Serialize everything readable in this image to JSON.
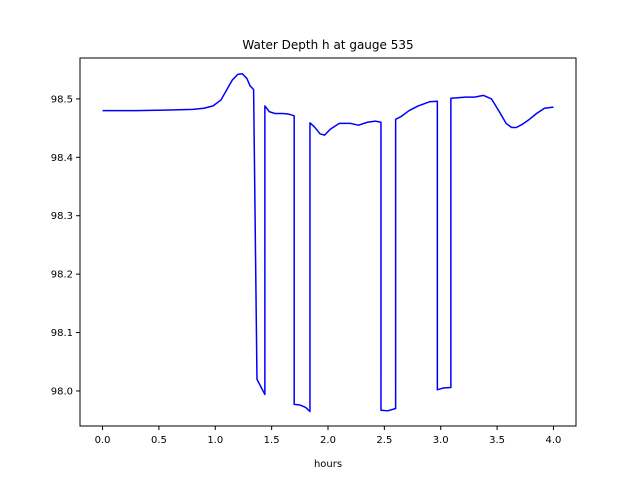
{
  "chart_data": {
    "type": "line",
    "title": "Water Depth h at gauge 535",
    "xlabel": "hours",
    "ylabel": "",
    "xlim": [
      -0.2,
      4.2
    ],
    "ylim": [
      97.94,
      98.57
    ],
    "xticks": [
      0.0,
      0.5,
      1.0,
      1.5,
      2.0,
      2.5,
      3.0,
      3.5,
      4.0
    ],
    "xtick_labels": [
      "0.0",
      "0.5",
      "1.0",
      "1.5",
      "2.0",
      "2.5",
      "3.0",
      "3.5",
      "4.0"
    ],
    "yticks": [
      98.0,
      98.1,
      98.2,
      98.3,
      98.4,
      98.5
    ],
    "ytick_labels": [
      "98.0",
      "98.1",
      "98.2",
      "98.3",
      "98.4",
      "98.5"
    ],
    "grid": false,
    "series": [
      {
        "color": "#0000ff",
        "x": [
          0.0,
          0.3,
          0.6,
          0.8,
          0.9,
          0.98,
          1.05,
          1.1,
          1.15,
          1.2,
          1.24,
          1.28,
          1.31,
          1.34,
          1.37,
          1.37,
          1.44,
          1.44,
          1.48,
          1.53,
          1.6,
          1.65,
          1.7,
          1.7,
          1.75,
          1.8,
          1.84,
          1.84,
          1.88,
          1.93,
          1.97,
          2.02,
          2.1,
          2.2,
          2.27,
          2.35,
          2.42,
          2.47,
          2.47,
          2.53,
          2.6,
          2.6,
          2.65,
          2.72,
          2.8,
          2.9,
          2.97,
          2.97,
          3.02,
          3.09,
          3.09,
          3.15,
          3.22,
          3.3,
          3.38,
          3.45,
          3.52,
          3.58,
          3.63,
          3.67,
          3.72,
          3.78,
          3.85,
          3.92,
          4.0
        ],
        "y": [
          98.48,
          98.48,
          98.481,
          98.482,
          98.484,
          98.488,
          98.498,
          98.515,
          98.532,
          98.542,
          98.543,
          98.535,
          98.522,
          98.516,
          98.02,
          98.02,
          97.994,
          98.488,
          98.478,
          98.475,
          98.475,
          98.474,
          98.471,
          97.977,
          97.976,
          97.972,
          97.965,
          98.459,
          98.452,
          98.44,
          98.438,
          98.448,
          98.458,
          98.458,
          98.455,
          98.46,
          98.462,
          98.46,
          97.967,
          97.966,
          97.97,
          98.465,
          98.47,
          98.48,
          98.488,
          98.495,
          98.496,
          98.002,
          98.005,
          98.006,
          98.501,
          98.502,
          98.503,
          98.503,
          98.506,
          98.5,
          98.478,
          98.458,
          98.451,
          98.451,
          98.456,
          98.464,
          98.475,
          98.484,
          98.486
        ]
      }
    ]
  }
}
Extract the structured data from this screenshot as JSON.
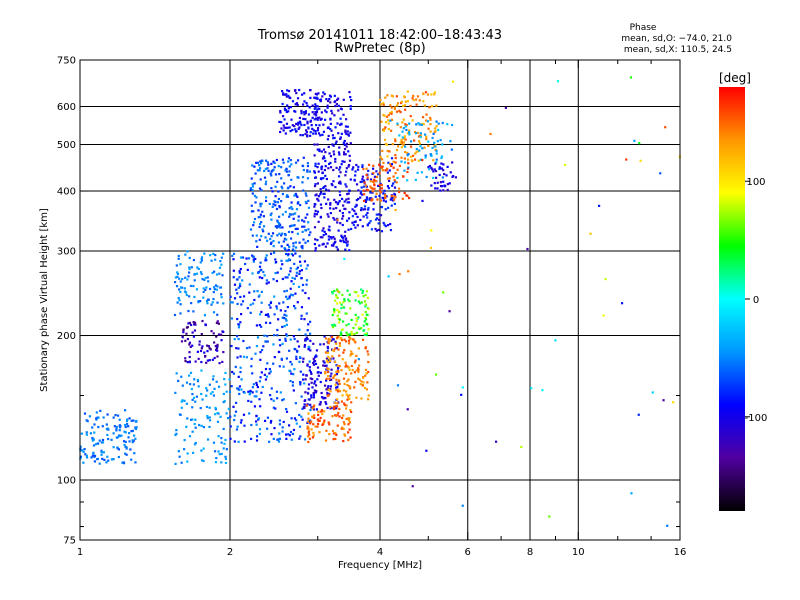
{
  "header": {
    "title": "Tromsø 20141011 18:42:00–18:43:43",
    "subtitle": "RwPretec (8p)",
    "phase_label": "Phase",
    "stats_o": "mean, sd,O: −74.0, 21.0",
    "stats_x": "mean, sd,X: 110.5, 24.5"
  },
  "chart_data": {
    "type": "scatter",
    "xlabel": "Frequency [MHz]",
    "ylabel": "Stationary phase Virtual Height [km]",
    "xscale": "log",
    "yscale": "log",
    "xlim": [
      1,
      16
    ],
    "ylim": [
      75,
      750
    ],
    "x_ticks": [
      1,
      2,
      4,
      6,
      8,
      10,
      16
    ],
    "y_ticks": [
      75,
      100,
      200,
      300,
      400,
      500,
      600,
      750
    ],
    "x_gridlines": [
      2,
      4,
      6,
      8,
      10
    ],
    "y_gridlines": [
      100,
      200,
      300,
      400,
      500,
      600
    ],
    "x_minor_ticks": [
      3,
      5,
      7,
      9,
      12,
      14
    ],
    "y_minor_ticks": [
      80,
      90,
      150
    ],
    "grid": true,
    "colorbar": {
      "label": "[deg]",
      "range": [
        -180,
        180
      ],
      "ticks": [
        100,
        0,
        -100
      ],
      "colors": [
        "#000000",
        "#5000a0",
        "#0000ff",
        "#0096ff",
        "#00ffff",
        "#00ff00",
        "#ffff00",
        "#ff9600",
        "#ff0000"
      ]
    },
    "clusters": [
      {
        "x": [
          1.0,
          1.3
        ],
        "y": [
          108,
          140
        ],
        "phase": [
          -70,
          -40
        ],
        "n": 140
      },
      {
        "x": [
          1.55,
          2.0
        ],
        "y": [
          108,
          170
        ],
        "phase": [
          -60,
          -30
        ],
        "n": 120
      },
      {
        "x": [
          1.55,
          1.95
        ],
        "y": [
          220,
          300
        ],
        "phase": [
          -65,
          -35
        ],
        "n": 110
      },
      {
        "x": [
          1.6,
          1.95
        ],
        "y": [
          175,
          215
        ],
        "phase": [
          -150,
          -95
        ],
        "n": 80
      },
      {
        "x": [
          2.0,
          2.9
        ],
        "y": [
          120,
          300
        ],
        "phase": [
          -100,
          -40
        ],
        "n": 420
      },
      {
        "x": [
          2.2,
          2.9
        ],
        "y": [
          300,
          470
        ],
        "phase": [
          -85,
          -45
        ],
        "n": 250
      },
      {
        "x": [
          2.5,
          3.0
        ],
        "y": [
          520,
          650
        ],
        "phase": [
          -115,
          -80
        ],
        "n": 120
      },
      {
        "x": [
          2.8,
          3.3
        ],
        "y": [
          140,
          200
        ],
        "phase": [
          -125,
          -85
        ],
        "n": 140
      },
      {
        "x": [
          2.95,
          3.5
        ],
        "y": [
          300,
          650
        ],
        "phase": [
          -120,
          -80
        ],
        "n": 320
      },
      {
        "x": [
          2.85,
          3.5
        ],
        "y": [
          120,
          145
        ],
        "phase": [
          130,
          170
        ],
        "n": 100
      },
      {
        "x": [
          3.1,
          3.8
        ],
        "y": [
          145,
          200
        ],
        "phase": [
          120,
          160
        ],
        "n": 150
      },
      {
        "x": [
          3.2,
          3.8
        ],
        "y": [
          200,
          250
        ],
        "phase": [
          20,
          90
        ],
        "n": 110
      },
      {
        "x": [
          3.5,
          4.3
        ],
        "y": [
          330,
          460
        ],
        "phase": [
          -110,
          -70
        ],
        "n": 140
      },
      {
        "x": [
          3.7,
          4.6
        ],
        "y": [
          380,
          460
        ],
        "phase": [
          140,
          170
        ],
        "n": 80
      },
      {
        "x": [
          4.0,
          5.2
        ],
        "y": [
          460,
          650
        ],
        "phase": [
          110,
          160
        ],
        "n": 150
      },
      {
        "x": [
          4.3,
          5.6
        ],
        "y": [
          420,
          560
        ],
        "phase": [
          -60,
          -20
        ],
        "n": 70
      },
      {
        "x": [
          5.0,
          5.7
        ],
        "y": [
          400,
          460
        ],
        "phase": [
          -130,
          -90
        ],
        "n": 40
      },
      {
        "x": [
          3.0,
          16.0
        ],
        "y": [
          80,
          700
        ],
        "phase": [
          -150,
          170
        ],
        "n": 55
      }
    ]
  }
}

********

* AIM OF THE TASK
Reproduce each record from above exactly; pictures do not belong in the copy.

* ANSWER IN FULL
Serialize everything readable in this image to JSON.
{
  "chart_data": {
    "type": "line",
    "title": "Water Depth h at gauge 535",
    "xlabel": "hours",
    "ylabel": "",
    "xlim": [
      -0.2,
      4.2
    ],
    "ylim": [
      97.94,
      98.57
    ],
    "xticks": [
      0.0,
      0.5,
      1.0,
      1.5,
      2.0,
      2.5,
      3.0,
      3.5,
      4.0
    ],
    "xtick_labels": [
      "0.0",
      "0.5",
      "1.0",
      "1.5",
      "2.0",
      "2.5",
      "3.0",
      "3.5",
      "4.0"
    ],
    "yticks": [
      98.0,
      98.1,
      98.2,
      98.3,
      98.4,
      98.5
    ],
    "ytick_labels": [
      "98.0",
      "98.1",
      "98.2",
      "98.3",
      "98.4",
      "98.5"
    ],
    "grid": false,
    "series": [
      {
        "color": "#0000ff",
        "x": [
          0.0,
          0.3,
          0.6,
          0.8,
          0.9,
          0.98,
          1.05,
          1.1,
          1.15,
          1.2,
          1.24,
          1.28,
          1.31,
          1.34,
          1.37,
          1.37,
          1.44,
          1.44,
          1.48,
          1.53,
          1.6,
          1.65,
          1.7,
          1.7,
          1.75,
          1.8,
          1.84,
          1.84,
          1.88,
          1.93,
          1.97,
          2.02,
          2.1,
          2.2,
          2.27,
          2.35,
          2.42,
          2.47,
          2.47,
          2.53,
          2.6,
          2.6,
          2.65,
          2.72,
          2.8,
          2.9,
          2.97,
          2.97,
          3.02,
          3.09,
          3.09,
          3.15,
          3.22,
          3.3,
          3.38,
          3.45,
          3.52,
          3.58,
          3.63,
          3.67,
          3.72,
          3.78,
          3.85,
          3.92,
          4.0
        ],
        "y": [
          98.48,
          98.48,
          98.481,
          98.482,
          98.484,
          98.488,
          98.498,
          98.515,
          98.532,
          98.542,
          98.543,
          98.535,
          98.522,
          98.516,
          98.02,
          98.02,
          97.994,
          98.488,
          98.478,
          98.475,
          98.475,
          98.474,
          98.471,
          97.977,
          97.976,
          97.972,
          97.965,
          98.459,
          98.452,
          98.44,
          98.438,
          98.448,
          98.458,
          98.458,
          98.455,
          98.46,
          98.462,
          98.46,
          97.967,
          97.966,
          97.97,
          98.465,
          98.47,
          98.48,
          98.488,
          98.495,
          98.496,
          98.002,
          98.005,
          98.006,
          98.501,
          98.502,
          98.503,
          98.503,
          98.506,
          98.5,
          98.478,
          98.458,
          98.451,
          98.451,
          98.456,
          98.464,
          98.475,
          98.484,
          98.486
        ]
      }
    ]
  }
}
Extract the structured data from this screenshot as JSON.
{
  "header": {
    "title": "Tromsø 20141011 18:42:00–18:43:43",
    "subtitle": "RwPretec (8p)",
    "phase_label": "Phase",
    "stats_o": "mean, sd,O: −74.0, 21.0",
    "stats_x": "mean, sd,X: 110.5, 24.5"
  },
  "chart_data": {
    "type": "scatter",
    "xlabel": "Frequency [MHz]",
    "ylabel": "Stationary phase Virtual Height [km]",
    "xscale": "log",
    "yscale": "log",
    "xlim": [
      1,
      16
    ],
    "ylim": [
      75,
      750
    ],
    "x_ticks": [
      1,
      2,
      4,
      6,
      8,
      10,
      16
    ],
    "y_ticks": [
      75,
      100,
      200,
      300,
      400,
      500,
      600,
      750
    ],
    "x_gridlines": [
      2,
      4,
      6,
      8,
      10
    ],
    "y_gridlines": [
      100,
      200,
      300,
      400,
      500,
      600
    ],
    "x_minor_ticks": [
      3,
      5,
      7,
      9,
      12,
      14
    ],
    "y_minor_ticks": [
      80,
      90,
      150
    ],
    "grid": true,
    "colorbar": {
      "label": "[deg]",
      "range": [
        -180,
        180
      ],
      "ticks": [
        100,
        0,
        -100
      ],
      "colors": [
        "#000000",
        "#5000a0",
        "#0000ff",
        "#0096ff",
        "#00ffff",
        "#00ff00",
        "#ffff00",
        "#ff9600",
        "#ff0000"
      ]
    },
    "clusters": [
      {
        "x": [
          1.0,
          1.3
        ],
        "y": [
          108,
          140
        ],
        "phase": [
          -70,
          -40
        ],
        "n": 140
      },
      {
        "x": [
          1.55,
          2.0
        ],
        "y": [
          108,
          170
        ],
        "phase": [
          -60,
          -30
        ],
        "n": 120
      },
      {
        "x": [
          1.55,
          1.95
        ],
        "y": [
          220,
          300
        ],
        "phase": [
          -65,
          -35
        ],
        "n": 110
      },
      {
        "x": [
          1.6,
          1.95
        ],
        "y": [
          175,
          215
        ],
        "phase": [
          -150,
          -95
        ],
        "n": 80
      },
      {
        "x": [
          2.0,
          2.9
        ],
        "y": [
          120,
          300
        ],
        "phase": [
          -100,
          -40
        ],
        "n": 420
      },
      {
        "x": [
          2.2,
          2.9
        ],
        "y": [
          300,
          470
        ],
        "phase": [
          -85,
          -45
        ],
        "n": 250
      },
      {
        "x": [
          2.5,
          3.0
        ],
        "y": [
          520,
          650
        ],
        "phase": [
          -115,
          -80
        ],
        "n": 120
      },
      {
        "x": [
          2.8,
          3.3
        ],
        "y": [
          140,
          200
        ],
        "phase": [
          -125,
          -85
        ],
        "n": 140
      },
      {
        "x": [
          2.95,
          3.5
        ],
        "y": [
          300,
          650
        ],
        "phase": [
          -120,
          -80
        ],
        "n": 320
      },
      {
        "x": [
          2.85,
          3.5
        ],
        "y": [
          120,
          145
        ],
        "phase": [
          130,
          170
        ],
        "n": 100
      },
      {
        "x": [
          3.1,
          3.8
        ],
        "y": [
          145,
          200
        ],
        "phase": [
          120,
          160
        ],
        "n": 150
      },
      {
        "x": [
          3.2,
          3.8
        ],
        "y": [
          200,
          250
        ],
        "phase": [
          20,
          90
        ],
        "n": 110
      },
      {
        "x": [
          3.5,
          4.3
        ],
        "y": [
          330,
          460
        ],
        "phase": [
          -110,
          -70
        ],
        "n": 140
      },
      {
        "x": [
          3.7,
          4.6
        ],
        "y": [
          380,
          460
        ],
        "phase": [
          140,
          170
        ],
        "n": 80
      },
      {
        "x": [
          4.0,
          5.2
        ],
        "y": [
          460,
          650
        ],
        "phase": [
          110,
          160
        ],
        "n": 150
      },
      {
        "x": [
          4.3,
          5.6
        ],
        "y": [
          420,
          560
        ],
        "phase": [
          -60,
          -20
        ],
        "n": 70
      },
      {
        "x": [
          5.0,
          5.7
        ],
        "y": [
          400,
          460
        ],
        "phase": [
          -130,
          -90
        ],
        "n": 40
      },
      {
        "x": [
          3.0,
          16.0
        ],
        "y": [
          80,
          700
        ],
        "phase": [
          -150,
          170
        ],
        "n": 55
      }
    ]
  }
}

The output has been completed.